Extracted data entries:
--------
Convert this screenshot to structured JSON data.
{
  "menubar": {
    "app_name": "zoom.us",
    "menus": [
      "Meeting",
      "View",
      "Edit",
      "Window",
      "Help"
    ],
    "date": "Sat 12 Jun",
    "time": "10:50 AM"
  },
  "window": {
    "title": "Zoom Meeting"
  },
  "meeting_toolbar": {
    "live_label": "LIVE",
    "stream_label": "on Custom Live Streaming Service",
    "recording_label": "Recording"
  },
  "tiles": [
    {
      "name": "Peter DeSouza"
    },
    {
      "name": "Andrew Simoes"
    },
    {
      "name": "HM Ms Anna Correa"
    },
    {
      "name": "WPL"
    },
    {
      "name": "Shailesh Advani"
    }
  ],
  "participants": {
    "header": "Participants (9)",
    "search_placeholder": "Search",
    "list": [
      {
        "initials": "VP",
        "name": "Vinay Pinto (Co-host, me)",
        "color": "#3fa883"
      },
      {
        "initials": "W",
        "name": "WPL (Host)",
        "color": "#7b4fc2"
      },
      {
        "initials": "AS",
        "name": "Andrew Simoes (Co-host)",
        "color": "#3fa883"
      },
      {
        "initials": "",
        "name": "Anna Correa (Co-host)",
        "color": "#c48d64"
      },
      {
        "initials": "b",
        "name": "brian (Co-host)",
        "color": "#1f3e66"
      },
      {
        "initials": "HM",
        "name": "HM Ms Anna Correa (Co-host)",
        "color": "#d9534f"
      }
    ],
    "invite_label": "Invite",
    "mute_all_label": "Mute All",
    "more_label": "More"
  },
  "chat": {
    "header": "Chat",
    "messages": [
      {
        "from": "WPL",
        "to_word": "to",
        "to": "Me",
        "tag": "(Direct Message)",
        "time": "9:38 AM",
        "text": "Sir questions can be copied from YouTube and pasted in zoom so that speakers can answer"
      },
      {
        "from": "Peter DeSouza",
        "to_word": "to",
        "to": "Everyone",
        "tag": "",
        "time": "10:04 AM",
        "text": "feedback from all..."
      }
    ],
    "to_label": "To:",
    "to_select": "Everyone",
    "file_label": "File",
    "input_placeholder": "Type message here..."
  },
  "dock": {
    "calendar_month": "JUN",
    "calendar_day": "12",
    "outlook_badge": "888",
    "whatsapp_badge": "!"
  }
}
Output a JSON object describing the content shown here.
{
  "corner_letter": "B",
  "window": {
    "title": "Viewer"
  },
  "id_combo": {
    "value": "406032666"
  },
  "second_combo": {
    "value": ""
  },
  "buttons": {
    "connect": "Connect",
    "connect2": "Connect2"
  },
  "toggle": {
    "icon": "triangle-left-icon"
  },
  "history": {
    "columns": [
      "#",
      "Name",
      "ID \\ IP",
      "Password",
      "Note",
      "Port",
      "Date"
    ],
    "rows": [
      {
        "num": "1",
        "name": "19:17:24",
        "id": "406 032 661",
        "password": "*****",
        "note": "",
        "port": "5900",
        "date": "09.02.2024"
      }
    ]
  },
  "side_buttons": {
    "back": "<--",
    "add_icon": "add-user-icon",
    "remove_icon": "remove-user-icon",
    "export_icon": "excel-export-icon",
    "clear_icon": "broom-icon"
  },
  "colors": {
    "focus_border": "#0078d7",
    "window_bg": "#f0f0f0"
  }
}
--------
## Stated exercise
Look above for the line containing "Output a JSON", then transcribe it and all lines after it through the last, exactly and with nothing else.

## Written response
Output a JSON object describing the content shown here.
{
  "corner_letter": "B",
  "window": {
    "title": "Viewer"
  },
  "id_combo": {
    "value": "406032666"
  },
  "second_combo": {
    "value": ""
  },
  "buttons": {
    "connect": "Connect",
    "connect2": "Connect2"
  },
  "toggle": {
    "icon": "triangle-left-icon"
  },
  "history": {
    "columns": [
      "#",
      "Name",
      "ID \\ IP",
      "Password",
      "Note",
      "Port",
      "Date"
    ],
    "rows": [
      {
        "num": "1",
        "name": "19:17:24",
        "id": "406 032 661",
        "password": "*****",
        "note": "",
        "port": "5900",
        "date": "09.02.2024"
      }
    ]
  },
  "side_buttons": {
    "back": "<--",
    "add_icon": "add-user-icon",
    "remove_icon": "remove-user-icon",
    "export_icon": "excel-export-icon",
    "clear_icon": "broom-icon"
  },
  "colors": {
    "focus_border": "#0078d7",
    "window_bg": "#f0f0f0"
  }
}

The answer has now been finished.